DIRECTIVE:
Using the records that follow, copy every line containing the word "Закрепить".

DATA SHOWN:
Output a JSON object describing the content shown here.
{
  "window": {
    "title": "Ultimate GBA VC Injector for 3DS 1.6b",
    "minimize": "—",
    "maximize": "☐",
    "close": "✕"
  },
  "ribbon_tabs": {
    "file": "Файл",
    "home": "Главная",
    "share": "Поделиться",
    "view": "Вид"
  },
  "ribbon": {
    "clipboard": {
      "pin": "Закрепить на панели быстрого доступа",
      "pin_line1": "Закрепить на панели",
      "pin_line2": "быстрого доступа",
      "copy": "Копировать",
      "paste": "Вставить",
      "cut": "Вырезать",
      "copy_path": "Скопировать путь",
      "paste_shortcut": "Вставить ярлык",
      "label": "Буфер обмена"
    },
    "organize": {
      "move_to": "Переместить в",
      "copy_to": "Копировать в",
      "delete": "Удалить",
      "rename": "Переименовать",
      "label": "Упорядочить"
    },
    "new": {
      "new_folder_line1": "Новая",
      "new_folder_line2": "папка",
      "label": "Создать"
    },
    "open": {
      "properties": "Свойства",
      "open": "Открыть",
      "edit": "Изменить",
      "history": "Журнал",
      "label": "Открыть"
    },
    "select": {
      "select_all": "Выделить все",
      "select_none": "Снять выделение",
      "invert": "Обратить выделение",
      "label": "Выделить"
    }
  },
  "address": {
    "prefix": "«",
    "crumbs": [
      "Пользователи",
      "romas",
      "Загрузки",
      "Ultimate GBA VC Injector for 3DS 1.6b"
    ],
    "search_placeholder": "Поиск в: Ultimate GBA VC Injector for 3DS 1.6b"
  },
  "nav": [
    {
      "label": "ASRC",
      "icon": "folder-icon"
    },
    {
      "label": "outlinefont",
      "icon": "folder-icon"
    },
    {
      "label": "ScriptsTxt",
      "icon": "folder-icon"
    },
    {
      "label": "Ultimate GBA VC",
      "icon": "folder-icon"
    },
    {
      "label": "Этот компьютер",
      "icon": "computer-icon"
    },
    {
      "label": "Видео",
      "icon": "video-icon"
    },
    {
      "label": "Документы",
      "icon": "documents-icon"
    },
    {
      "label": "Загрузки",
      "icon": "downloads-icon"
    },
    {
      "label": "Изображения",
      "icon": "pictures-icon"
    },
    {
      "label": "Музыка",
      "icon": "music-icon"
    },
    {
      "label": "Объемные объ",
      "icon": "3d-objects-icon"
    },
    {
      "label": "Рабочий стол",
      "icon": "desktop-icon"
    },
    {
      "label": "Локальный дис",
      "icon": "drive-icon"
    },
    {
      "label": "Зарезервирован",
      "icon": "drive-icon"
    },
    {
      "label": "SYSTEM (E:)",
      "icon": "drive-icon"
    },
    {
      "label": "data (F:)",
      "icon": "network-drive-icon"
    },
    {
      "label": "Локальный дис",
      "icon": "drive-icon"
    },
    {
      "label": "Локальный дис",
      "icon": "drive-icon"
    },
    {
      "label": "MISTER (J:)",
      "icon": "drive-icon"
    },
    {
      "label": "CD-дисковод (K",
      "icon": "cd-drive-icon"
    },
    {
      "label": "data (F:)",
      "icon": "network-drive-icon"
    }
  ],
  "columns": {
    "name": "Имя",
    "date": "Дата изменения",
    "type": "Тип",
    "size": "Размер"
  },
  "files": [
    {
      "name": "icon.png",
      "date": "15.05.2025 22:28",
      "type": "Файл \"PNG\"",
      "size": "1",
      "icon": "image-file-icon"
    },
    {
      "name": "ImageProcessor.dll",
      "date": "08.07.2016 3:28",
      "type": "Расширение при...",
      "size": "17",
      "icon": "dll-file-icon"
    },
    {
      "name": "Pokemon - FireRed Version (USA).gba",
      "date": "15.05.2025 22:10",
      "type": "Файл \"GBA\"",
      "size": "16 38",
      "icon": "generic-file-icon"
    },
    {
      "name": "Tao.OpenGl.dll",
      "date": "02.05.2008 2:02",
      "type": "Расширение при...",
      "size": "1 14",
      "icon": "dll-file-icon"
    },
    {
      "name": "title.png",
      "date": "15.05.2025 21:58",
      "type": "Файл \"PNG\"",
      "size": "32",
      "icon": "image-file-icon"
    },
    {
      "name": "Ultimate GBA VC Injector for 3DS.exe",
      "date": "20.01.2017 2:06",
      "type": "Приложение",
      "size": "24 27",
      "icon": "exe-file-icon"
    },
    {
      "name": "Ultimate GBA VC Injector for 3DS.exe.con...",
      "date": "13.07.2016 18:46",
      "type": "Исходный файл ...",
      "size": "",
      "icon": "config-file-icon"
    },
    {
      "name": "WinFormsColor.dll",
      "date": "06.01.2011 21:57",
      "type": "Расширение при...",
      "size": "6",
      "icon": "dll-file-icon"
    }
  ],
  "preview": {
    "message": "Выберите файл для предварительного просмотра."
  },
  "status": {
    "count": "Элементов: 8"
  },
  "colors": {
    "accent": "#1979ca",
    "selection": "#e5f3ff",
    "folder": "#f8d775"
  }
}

EXERCISE SOLUTION:
      "pin": "Закрепить на панели быстрого доступа",
      "pin_line1": "Закрепить на панели",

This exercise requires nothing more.